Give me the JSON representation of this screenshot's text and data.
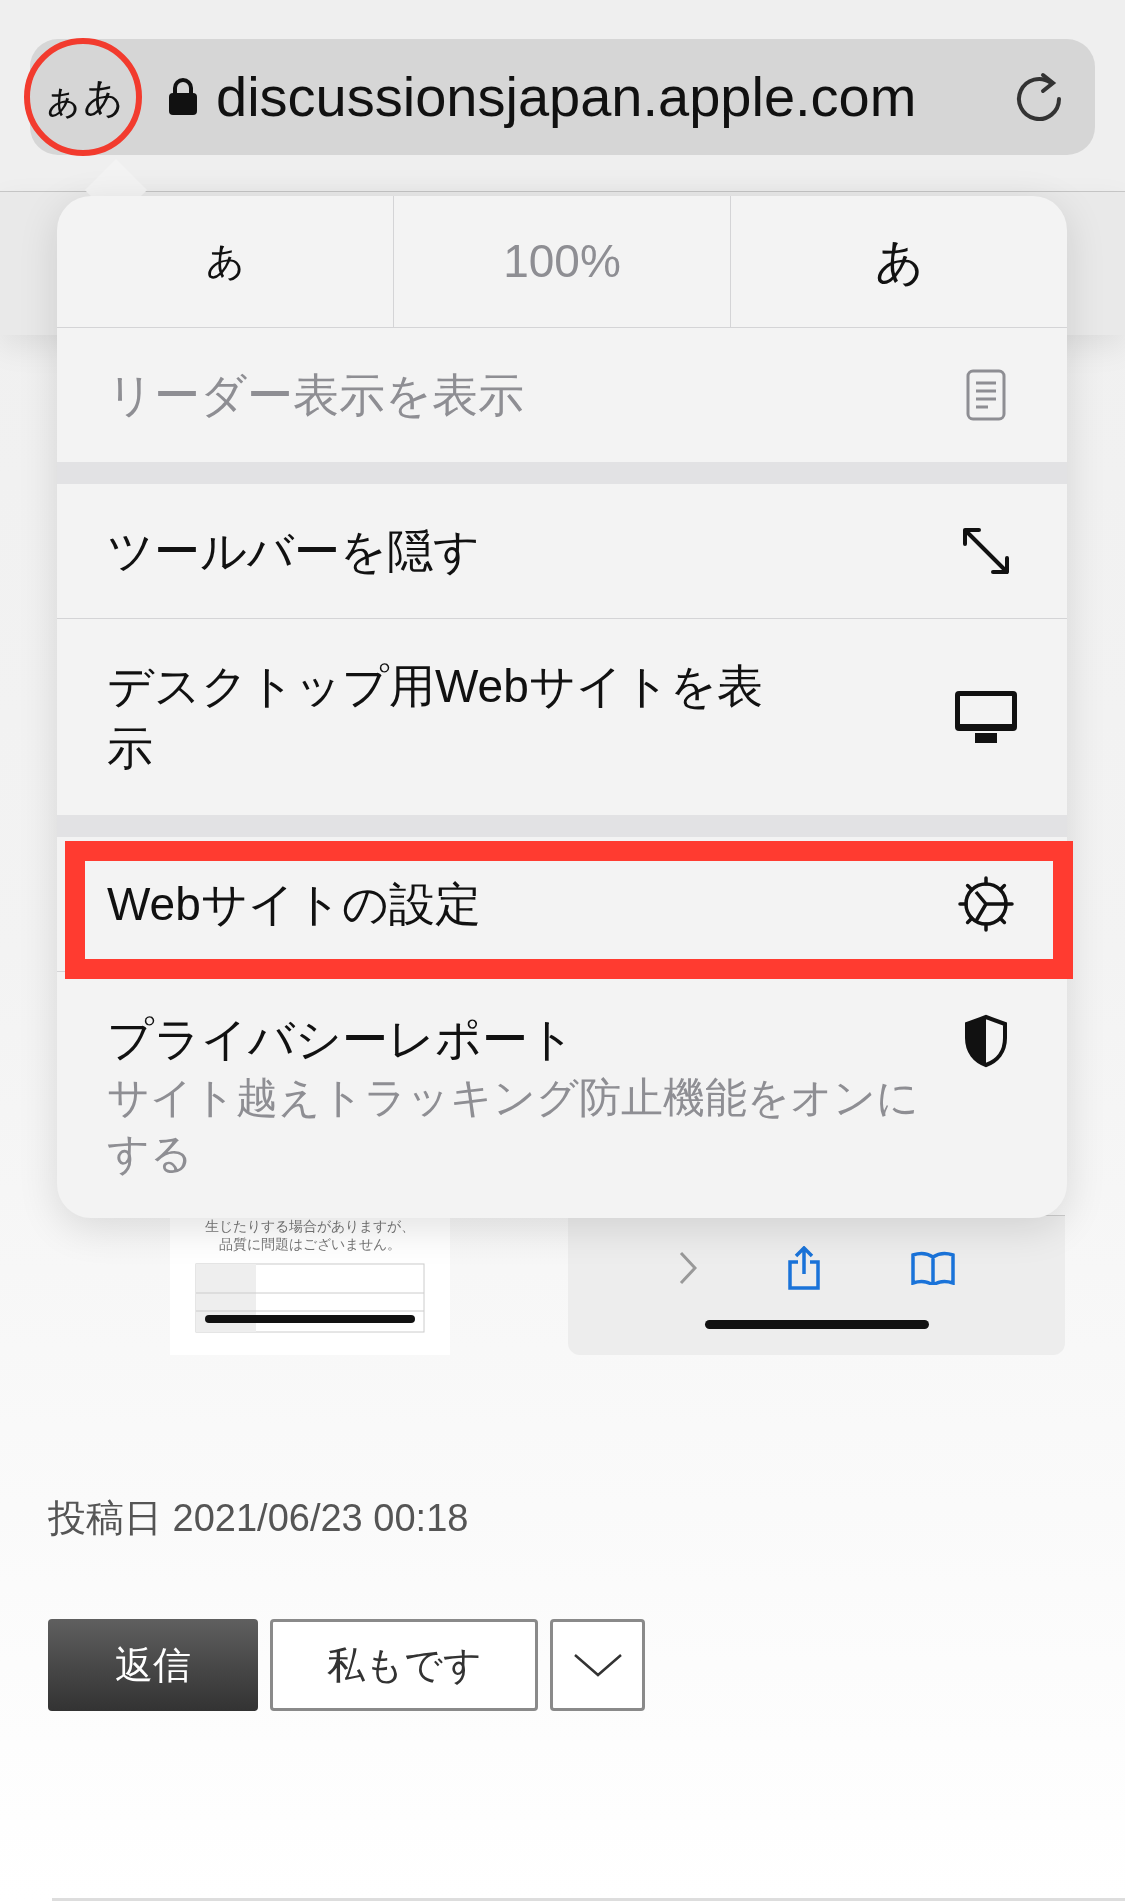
{
  "address_bar": {
    "text_size_button": "ぁあ",
    "highlighted": true,
    "url": "discussionsjapan.apple.com"
  },
  "menu": {
    "font_size_row": [
      {
        "kind": "smaller",
        "label": "あ"
      },
      {
        "kind": "zoom",
        "label": "100%"
      },
      {
        "kind": "larger",
        "label": "あ"
      }
    ],
    "sections": [
      {
        "items": [
          {
            "label": "リーダー表示を表示",
            "kind": "reader",
            "disabled": true,
            "highlighted": false
          }
        ]
      },
      {
        "items": [
          {
            "label": "ツールバーを隠す",
            "kind": "expand",
            "disabled": false,
            "highlighted": false
          },
          {
            "label": "デスクトップ用Webサイトを表示",
            "kind": "desktop",
            "disabled": false,
            "highlighted": false
          }
        ]
      },
      {
        "items": [
          {
            "label": "Webサイトの設定",
            "kind": "gear",
            "disabled": false,
            "highlighted": true
          },
          {
            "label": "プライバシーレポート",
            "subtitle": "サイト越えトラッキング防止機能をオンにする",
            "kind": "shield",
            "disabled": false,
            "highlighted": false
          }
        ]
      }
    ]
  },
  "post": {
    "image_text": [
      "生じたりする場合がありますが、",
      "品質に問題はございません。"
    ],
    "date": "投稿日 2021/06/23 00:18",
    "buttons": [
      {
        "label": "返信",
        "kind": "primary"
      },
      {
        "label": "私もです",
        "kind": "secondary"
      },
      {
        "kind": "dropdown"
      }
    ]
  }
}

══════════════════════════════

Every record above should be transcribed exactly; the pictures stay out of the copy.

Give me the JSON representation of this screenshot's text and data.
{
  "address_bar": {
    "text_size_button": "ぁあ",
    "highlighted": true,
    "url": "discussionsjapan.apple.com"
  },
  "menu": {
    "font_size_row": [
      {
        "kind": "smaller",
        "label": "あ"
      },
      {
        "kind": "zoom",
        "label": "100%"
      },
      {
        "kind": "larger",
        "label": "あ"
      }
    ],
    "sections": [
      {
        "items": [
          {
            "label": "リーダー表示を表示",
            "kind": "reader",
            "disabled": true,
            "highlighted": false
          }
        ]
      },
      {
        "items": [
          {
            "label": "ツールバーを隠す",
            "kind": "expand",
            "disabled": false,
            "highlighted": false
          },
          {
            "label": "デスクトップ用Webサイトを表示",
            "kind": "desktop",
            "disabled": false,
            "highlighted": false
          }
        ]
      },
      {
        "items": [
          {
            "label": "Webサイトの設定",
            "kind": "gear",
            "disabled": false,
            "highlighted": true
          },
          {
            "label": "プライバシーレポート",
            "subtitle": "サイト越えトラッキング防止機能をオンにする",
            "kind": "shield",
            "disabled": false,
            "highlighted": false
          }
        ]
      }
    ]
  },
  "post": {
    "image_text": [
      "生じたりする場合がありますが、",
      "品質に問題はございません。"
    ],
    "date": "投稿日 2021/06/23 00:18",
    "buttons": [
      {
        "label": "返信",
        "kind": "primary"
      },
      {
        "label": "私もです",
        "kind": "secondary"
      },
      {
        "kind": "dropdown"
      }
    ]
  }
}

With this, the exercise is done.